**Aim:** Locate every line in the records below that holds the word "Chanting" and return each one.

**Dataset entries:**
•••
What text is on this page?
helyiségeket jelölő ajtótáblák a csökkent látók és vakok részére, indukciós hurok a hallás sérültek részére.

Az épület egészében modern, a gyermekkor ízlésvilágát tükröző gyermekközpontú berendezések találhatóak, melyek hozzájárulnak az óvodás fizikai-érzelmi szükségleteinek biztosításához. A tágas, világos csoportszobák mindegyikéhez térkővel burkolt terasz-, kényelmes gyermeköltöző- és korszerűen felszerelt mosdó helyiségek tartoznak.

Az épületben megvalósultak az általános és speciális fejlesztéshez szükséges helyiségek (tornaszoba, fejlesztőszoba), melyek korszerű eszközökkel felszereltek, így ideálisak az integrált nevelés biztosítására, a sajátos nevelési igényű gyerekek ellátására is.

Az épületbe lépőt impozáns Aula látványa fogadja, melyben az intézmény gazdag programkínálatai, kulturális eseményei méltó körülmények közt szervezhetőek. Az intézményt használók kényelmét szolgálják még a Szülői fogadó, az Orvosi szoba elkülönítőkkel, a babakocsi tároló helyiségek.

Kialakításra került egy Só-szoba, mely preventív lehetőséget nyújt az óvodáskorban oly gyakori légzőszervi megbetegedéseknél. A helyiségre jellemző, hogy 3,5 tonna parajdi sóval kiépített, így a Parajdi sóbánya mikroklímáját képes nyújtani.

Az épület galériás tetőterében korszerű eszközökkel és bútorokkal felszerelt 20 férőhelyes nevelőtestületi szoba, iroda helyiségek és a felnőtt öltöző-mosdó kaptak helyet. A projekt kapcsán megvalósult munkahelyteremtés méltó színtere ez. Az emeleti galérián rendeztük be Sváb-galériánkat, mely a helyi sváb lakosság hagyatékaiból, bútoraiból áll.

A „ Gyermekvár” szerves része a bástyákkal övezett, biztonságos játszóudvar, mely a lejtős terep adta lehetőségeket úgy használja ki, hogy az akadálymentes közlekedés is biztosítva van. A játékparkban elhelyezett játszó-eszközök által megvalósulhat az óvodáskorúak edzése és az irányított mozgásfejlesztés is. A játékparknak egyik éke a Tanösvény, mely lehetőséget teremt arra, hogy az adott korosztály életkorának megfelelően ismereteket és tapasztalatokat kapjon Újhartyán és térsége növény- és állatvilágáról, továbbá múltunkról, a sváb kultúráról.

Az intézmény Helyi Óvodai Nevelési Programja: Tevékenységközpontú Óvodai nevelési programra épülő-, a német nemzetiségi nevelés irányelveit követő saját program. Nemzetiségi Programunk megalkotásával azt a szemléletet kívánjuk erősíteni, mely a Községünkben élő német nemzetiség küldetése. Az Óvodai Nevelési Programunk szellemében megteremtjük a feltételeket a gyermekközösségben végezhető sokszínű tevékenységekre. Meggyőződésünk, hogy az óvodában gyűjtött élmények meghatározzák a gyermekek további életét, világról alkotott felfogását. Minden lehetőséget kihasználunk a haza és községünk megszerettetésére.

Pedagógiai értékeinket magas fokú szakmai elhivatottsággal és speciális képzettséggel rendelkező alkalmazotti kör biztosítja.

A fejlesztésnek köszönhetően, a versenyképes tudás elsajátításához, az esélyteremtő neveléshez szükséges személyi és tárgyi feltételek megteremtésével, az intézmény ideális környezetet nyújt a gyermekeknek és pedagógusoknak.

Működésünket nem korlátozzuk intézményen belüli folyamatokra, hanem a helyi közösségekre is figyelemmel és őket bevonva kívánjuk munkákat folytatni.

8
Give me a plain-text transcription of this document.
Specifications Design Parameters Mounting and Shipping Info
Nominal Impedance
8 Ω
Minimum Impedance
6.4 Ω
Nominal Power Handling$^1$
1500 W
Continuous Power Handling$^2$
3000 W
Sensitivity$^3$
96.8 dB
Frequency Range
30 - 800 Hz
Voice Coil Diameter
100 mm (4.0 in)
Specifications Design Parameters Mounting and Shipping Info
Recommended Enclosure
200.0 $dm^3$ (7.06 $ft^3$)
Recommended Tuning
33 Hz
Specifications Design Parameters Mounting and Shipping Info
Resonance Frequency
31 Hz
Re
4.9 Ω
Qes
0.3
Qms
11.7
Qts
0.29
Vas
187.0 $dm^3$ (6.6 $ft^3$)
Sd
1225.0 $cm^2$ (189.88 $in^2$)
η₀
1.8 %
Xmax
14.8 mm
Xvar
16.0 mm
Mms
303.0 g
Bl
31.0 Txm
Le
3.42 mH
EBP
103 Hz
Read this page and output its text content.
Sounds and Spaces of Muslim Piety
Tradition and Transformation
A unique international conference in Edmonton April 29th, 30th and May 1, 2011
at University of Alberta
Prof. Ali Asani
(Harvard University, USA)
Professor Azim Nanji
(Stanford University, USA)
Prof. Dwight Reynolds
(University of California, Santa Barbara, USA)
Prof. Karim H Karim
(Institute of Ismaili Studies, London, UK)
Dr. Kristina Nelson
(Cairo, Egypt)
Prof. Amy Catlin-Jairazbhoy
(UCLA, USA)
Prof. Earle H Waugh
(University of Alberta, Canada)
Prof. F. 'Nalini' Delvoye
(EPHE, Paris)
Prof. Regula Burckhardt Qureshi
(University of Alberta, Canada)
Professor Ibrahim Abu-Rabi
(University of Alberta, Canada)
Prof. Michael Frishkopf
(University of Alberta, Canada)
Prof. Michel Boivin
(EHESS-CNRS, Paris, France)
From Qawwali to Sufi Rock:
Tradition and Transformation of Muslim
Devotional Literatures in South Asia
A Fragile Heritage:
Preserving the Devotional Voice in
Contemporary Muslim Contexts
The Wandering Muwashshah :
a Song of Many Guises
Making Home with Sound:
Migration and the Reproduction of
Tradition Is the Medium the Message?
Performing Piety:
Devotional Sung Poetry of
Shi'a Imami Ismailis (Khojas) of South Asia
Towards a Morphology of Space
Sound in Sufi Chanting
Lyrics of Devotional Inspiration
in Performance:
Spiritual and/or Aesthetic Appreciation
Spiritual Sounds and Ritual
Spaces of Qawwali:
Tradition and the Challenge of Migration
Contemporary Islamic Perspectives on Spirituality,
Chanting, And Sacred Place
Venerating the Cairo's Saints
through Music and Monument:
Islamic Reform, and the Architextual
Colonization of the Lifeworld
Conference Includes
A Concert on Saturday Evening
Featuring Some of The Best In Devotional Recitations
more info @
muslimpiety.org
•••
**Output for this task:**
Sound in Sufi Chanting
Chanting, And Sacred Place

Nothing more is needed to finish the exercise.